» Exercise brief
Count, in the entries below, the lines in which "ffffff" occurs. Give the number, nothing more.
begin Task input
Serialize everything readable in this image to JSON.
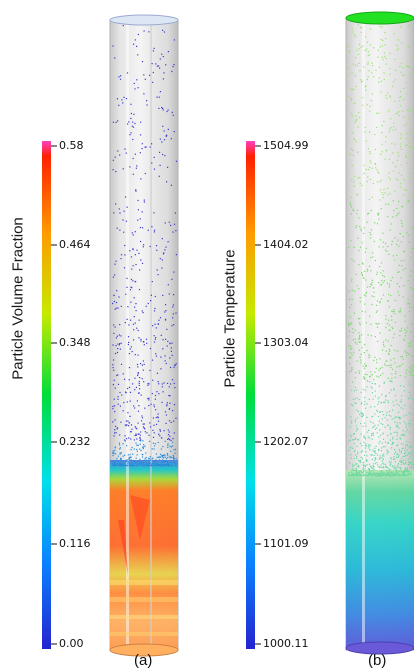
{
  "panel_a": {
    "caption": "(a)",
    "colorbar_title": "Particle Volume Fraction",
    "ticks": [
      "0.58",
      "0.464",
      "0.348",
      "0.232",
      "0.116",
      "0.00"
    ]
  },
  "panel_b": {
    "caption": "(b)",
    "colorbar_title": "Particle Temperature",
    "ticks": [
      "1504.99",
      "1404.02",
      "1303.04",
      "1202.07",
      "1101.09",
      "1000.11"
    ]
  },
  "colormap": [
    "#2020d0",
    "#0090ff",
    "#00e8e8",
    "#00dd40",
    "#c8e800",
    "#ffb000",
    "#ff2000",
    "#ff40c0"
  ]
}
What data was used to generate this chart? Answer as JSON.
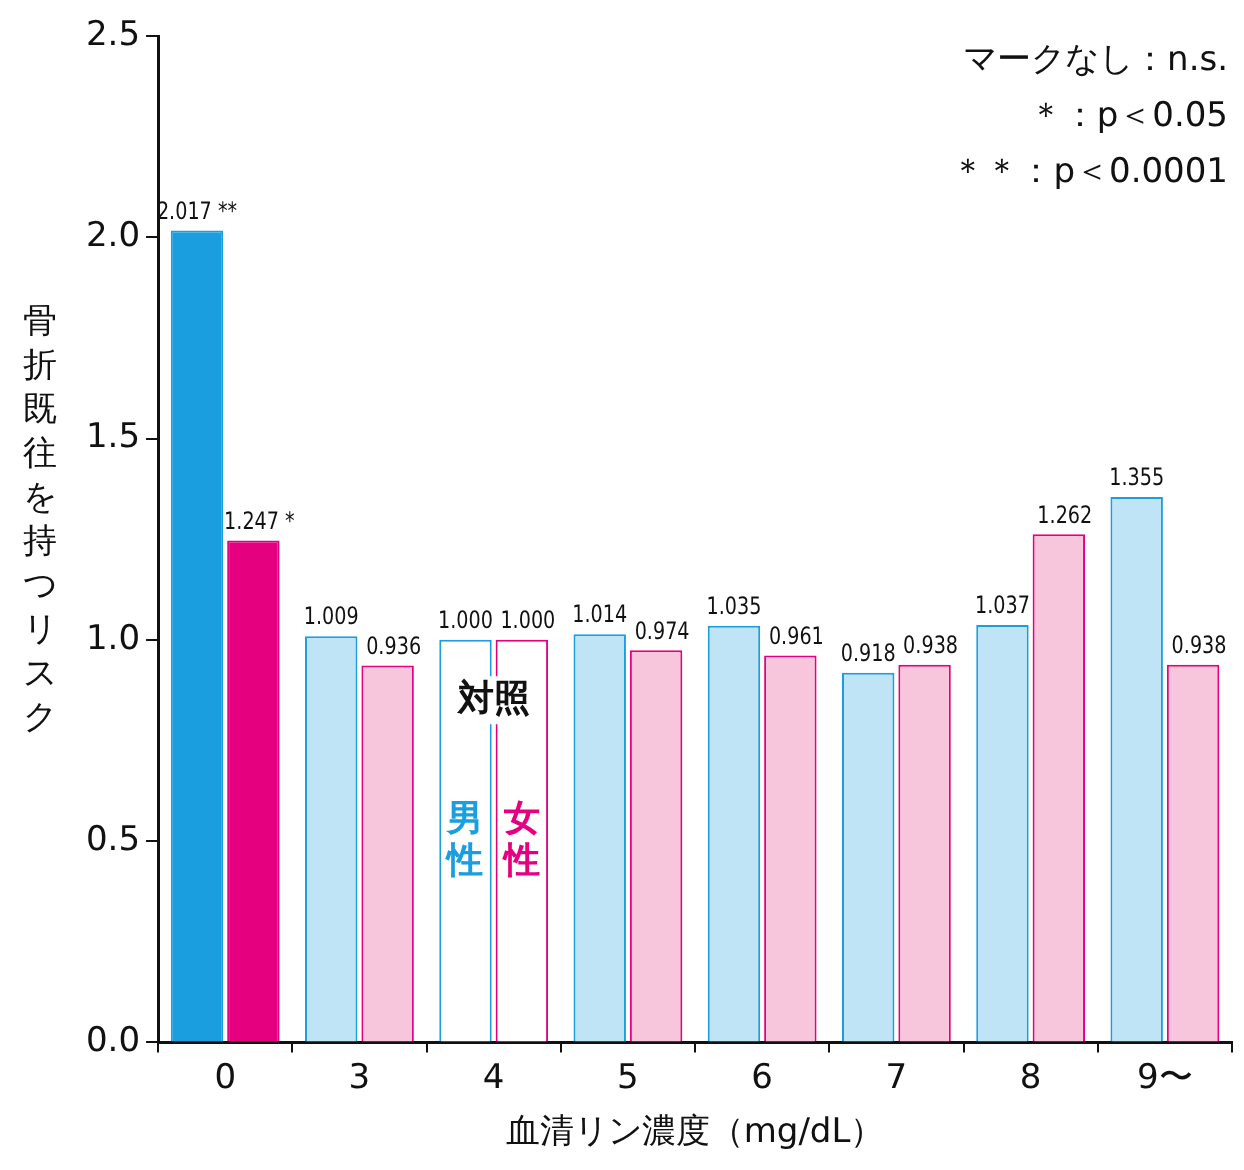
{
  "chart_data": {
    "type": "bar",
    "xlabel": "血清リン濃度（mg/dL）",
    "ylabel": "骨折既往を持つリスク",
    "categories": [
      "0",
      "3",
      "4",
      "5",
      "6",
      "7",
      "8",
      "9〜"
    ],
    "series": [
      {
        "name": "男性",
        "color": "#1a9ee0",
        "colors": [
          "#1a9ee0",
          "#bfe4f6",
          "#ffffff",
          "#bfe4f6",
          "#bfe4f6",
          "#bfe4f6",
          "#bfe4f6",
          "#bfe4f6"
        ],
        "values": [
          2.017,
          1.009,
          1.0,
          1.014,
          1.035,
          0.918,
          1.037,
          1.355
        ],
        "value_labels": [
          "2.017 **",
          "1.009",
          "1.000",
          "1.014",
          "1.035",
          "0.918",
          "1.037",
          "1.355"
        ]
      },
      {
        "name": "女性",
        "color": "#e4007f",
        "colors": [
          "#e4007f",
          "#f7c6dc",
          "#ffffff",
          "#f7c6dc",
          "#f7c6dc",
          "#f7c6dc",
          "#f7c6dc",
          "#f7c6dc"
        ],
        "values": [
          1.247,
          0.936,
          1.0,
          0.974,
          0.961,
          0.938,
          1.262,
          0.938
        ],
        "value_labels": [
          "1.247 *",
          "0.936",
          "1.000",
          "0.974",
          "0.961",
          "0.938",
          "1.262",
          "0.938"
        ]
      }
    ],
    "ylim": [
      0,
      2.5
    ],
    "yticks": [
      {
        "value": 0,
        "label": "0.0"
      },
      0.5,
      {
        "value": 1,
        "label": "1.0"
      },
      1.5,
      {
        "value": 2,
        "label": "2.0"
      },
      2.5
    ],
    "grid": false,
    "legend": false,
    "annotations": [
      "マークなし：n.s.",
      "＊：p＜0.05",
      "＊＊：p＜0.0001",
      "対照"
    ]
  }
}
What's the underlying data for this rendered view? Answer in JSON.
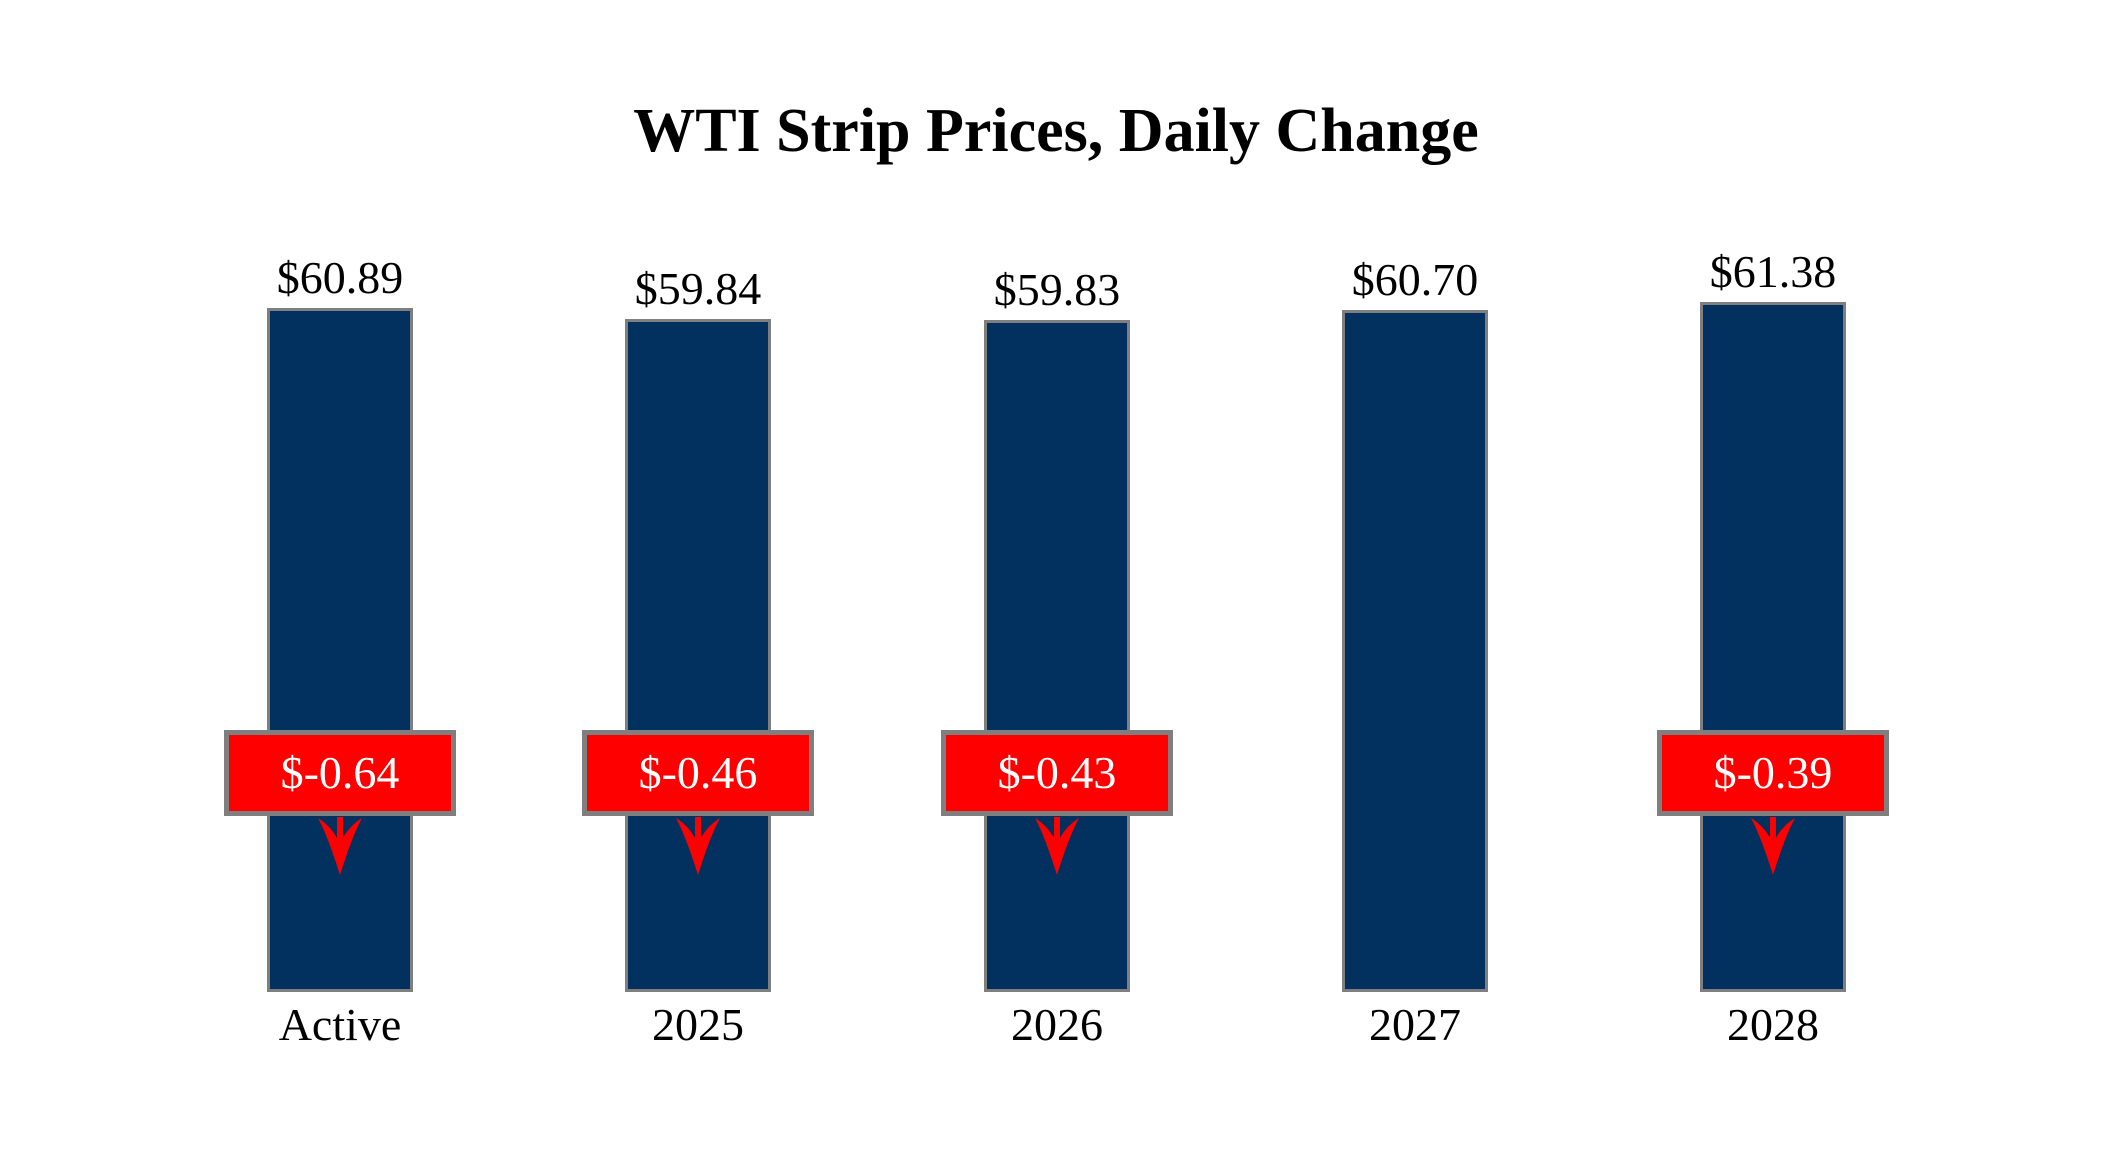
{
  "colors": {
    "bar": "#02305f",
    "bar_border": "#7f7f7f",
    "change_bg": "#ff0000",
    "change_border": "#7f7f7f",
    "change_text": "#ffffff",
    "arrow": "#ff0000",
    "title_text": "#000000",
    "page_bg": "#ffffff"
  },
  "chart_data": {
    "type": "bar",
    "title": "WTI Strip Prices, Daily Change",
    "categories": [
      "Active",
      "2025",
      "2026",
      "2027",
      "2028"
    ],
    "values": [
      60.89,
      59.84,
      59.83,
      60.7,
      61.38
    ],
    "value_labels": [
      "$60.89",
      "$59.84",
      "$59.83",
      "$60.70",
      "$61.38"
    ],
    "daily_changes": [
      -0.64,
      -0.46,
      -0.43,
      null,
      -0.39
    ],
    "change_labels": [
      "$-0.64",
      "$-0.46",
      "$-0.43",
      null,
      "$-0.39"
    ],
    "ylim": [
      0,
      61.38
    ],
    "grid": false,
    "legend": false,
    "bar_orientation": "vertical"
  }
}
end Task input
» Problem solution
4